### EXERCISE SET
1/ According to the profile of Makhdoom Jamil uz Zaman, in what year did he begin his political activities?
2/ Summarize the profile of Makhdoom Jamil uz Zaman in two sentences.
3/ Extend the profile of Makhdoom Jamil uz Zaman, picking up after its final sentence.

### SUPPLIED PASSAGE
'''

Makhdoom Jamil uz Zaman () is a Pakistani politician from Hala, Hyderabad District, Sindh, belonging to the Pakistan Peoples Party Parliamentarians. He is a member of the National Assembly of Pakistan. He became the spiritual leader of Sarwari Jamaat after the death of his father, Makhdoom Muhammad Amin Fahim, and was appointed the 19th caretaker of the Dargah Ghous ul Haq Hazrat Makhdoom Sarwar Nooh A.r.

Education and political career 
Jamil uz Zaman achieved has a Master of Arts degree. He started his political activities in 1981. He was minister for Inter-provincial co-ordination and chairman of the Sindhi Adabi board. Jamil uz Zaman served as the member of the Provincial Assembly of Sindh from 1997 to 2002 and 2002 to 2007. He was also the chairman of Talib-ul-Moula Academy, Standing Committee and Sindhi Adabi Board as a member of board of governors of the Institute of Sindhology at University of Sindh and board of governors at Sindhi Adabi Board.

'''

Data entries
'''

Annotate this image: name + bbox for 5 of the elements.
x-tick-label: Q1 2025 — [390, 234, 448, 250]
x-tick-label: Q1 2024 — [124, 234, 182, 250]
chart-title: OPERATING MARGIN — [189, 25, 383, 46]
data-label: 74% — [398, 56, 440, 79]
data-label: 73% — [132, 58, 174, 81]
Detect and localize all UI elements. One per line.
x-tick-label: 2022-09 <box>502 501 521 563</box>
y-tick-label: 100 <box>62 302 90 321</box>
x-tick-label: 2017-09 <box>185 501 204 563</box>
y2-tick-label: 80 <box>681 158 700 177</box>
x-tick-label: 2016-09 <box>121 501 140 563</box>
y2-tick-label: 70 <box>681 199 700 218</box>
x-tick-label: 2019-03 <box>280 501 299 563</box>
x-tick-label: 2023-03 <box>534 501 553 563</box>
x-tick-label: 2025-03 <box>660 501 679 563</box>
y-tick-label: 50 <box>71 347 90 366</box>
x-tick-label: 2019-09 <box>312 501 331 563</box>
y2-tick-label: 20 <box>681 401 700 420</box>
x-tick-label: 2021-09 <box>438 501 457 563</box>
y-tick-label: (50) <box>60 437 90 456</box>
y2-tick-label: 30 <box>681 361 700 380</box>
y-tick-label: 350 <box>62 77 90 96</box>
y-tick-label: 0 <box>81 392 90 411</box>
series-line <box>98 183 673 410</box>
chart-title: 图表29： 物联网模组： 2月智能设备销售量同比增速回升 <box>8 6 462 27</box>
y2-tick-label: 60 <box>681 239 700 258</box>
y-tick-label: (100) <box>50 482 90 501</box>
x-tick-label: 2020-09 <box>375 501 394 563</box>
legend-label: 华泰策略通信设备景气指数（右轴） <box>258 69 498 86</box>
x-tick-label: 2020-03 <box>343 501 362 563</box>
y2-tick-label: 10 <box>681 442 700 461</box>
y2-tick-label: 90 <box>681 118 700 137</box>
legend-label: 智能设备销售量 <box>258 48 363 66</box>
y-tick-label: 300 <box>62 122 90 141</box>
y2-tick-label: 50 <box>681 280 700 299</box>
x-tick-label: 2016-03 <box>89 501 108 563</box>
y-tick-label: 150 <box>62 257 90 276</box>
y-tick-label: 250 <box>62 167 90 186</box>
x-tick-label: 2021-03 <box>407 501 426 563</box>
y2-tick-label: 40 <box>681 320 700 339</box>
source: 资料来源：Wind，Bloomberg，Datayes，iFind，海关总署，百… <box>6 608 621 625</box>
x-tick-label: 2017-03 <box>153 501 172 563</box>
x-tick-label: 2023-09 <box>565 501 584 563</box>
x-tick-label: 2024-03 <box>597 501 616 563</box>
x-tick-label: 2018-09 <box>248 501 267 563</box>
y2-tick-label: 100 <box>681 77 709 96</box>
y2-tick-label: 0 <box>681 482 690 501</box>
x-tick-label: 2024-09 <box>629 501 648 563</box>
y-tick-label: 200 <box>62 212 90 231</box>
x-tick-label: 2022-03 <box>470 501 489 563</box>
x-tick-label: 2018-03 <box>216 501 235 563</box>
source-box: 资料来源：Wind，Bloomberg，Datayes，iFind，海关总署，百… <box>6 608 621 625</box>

'''

### LIST OF ANSWERS
1/ 1981

2/ Makhdoom Jamil uz Zaman is a Pakistani politician from Hala, Hyderabad District, Sindh, who belongs to the Pakistan Peoples Party Parliamentarians and is a member of the National Assembly of Pakistan. After the death of his father, Makhdoom Muhammad Amin Fahim, he became the spiritual leader of Sarwari Jamaat, and he earlier served in the Provincial Assembly of Sindh from 1997 to 2002 and 2002 to 2007.

3/
Literary contributions 
 
 Mulakat (poetry)
 Subuhi (collection of poems)
 Uttar Luga Auo Pireen (poems)
 Mohabat Pai Man Main (poems / divan)
 Sindh ji Waqiati Tarikh (570 A.D to 1990 A.D) (chronological history)
 Tazkara-e-Makhdooman-e-Hala (history of the Makdooms of Hala)
 Ant-a-Mehboobi (collection of poems)
 Rooh-Ruchandiyon (poetry)
 Kafia Kosh (dictionary, under print)

References

External links
 

Living people
Sindhi people
Pakistan People's Party politicians
Sindh MPAs 2013–2018
People from Sindh
People from Matiari District
Makhdoom family
Pakistani MNAs 2018–2023
Year of birth missing (living people)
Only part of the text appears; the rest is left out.